§ Stated exercise:
Below is a block of records; repeat each one exactly.

§ Provided entries:
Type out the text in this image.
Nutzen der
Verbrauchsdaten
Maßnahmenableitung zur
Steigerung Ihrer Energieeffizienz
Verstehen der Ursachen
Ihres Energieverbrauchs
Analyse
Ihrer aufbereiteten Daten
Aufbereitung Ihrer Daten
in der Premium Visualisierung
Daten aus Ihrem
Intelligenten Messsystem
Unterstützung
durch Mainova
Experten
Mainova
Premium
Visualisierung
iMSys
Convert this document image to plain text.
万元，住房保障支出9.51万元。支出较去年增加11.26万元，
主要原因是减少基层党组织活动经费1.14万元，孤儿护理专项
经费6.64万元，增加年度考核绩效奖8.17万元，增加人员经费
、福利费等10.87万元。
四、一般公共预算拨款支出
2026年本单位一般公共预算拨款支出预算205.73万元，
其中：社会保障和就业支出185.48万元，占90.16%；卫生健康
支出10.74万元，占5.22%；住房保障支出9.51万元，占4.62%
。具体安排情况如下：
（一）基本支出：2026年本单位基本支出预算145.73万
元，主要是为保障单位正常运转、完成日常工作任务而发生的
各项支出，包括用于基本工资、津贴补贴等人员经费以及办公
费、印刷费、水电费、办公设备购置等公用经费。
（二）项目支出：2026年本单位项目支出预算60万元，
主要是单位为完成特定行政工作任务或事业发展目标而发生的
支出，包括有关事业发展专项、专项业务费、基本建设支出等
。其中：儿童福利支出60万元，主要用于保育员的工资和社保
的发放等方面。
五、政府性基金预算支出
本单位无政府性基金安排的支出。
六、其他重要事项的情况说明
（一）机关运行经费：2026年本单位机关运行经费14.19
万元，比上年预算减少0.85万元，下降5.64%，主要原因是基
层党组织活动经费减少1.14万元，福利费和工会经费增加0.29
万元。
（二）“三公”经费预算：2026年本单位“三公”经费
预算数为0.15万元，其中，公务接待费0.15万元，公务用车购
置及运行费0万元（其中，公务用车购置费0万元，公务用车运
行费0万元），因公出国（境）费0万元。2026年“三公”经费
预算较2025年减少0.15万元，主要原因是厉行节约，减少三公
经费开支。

§ Solution for this exercise:
Type out the text in this image.
Nutzen der
Verbrauchsdaten
Maßnahmenableitung zur
Steigerung Ihrer Energieeffizienz
Verstehen der Ursachen
Ihres Energieverbrauchs
Analyse
Ihrer aufbereiteten Daten
Aufbereitung Ihrer Daten
in der Premium Visualisierung
Daten aus Ihrem
Intelligenten Messsystem
Unterstützung
durch Mainova
Experten
Mainova
Premium
Visualisierung
iMSys
Convert this document image to plain text.
万元，住房保障支出9.51万元。支出较去年增加11.26万元，
主要原因是减少基层党组织活动经费1.14万元，孤儿护理专项
经费6.64万元，增加年度考核绩效奖8.17万元，增加人员经费
、福利费等10.87万元。
四、一般公共预算拨款支出
2026年本单位一般公共预算拨款支出预算205.73万元，
其中：社会保障和就业支出185.48万元，占90.16%；卫生健康
支出10.74万元，占5.22%；住房保障支出9.51万元，占4.62%
。具体安排情况如下：
（一）基本支出：2026年本单位基本支出预算145.73万
元，主要是为保障单位正常运转、完成日常工作任务而发生的
各项支出，包括用于基本工资、津贴补贴等人员经费以及办公
费、印刷费、水电费、办公设备购置等公用经费。
（二）项目支出：2026年本单位项目支出预算60万元，
主要是单位为完成特定行政工作任务或事业发展目标而发生的
支出，包括有关事业发展专项、专项业务费、基本建设支出等
。其中：儿童福利支出60万元，主要用于保育员的工资和社保
的发放等方面。
五、政府性基金预算支出
本单位无政府性基金安排的支出。
六、其他重要事项的情况说明
（一）机关运行经费：2026年本单位机关运行经费14.19
万元，比上年预算减少0.85万元，下降5.64%，主要原因是基
层党组织活动经费减少1.14万元，福利费和工会经费增加0.29
万元。
（二）“三公”经费预算：2026年本单位“三公”经费
预算数为0.15万元，其中，公务接待费0.15万元，公务用车购
置及运行费0万元（其中，公务用车购置费0万元，公务用车运
行费0万元），因公出国（境）费0万元。2026年“三公”经费
预算较2025年减少0.15万元，主要原因是厉行节约，减少三公
经费开支。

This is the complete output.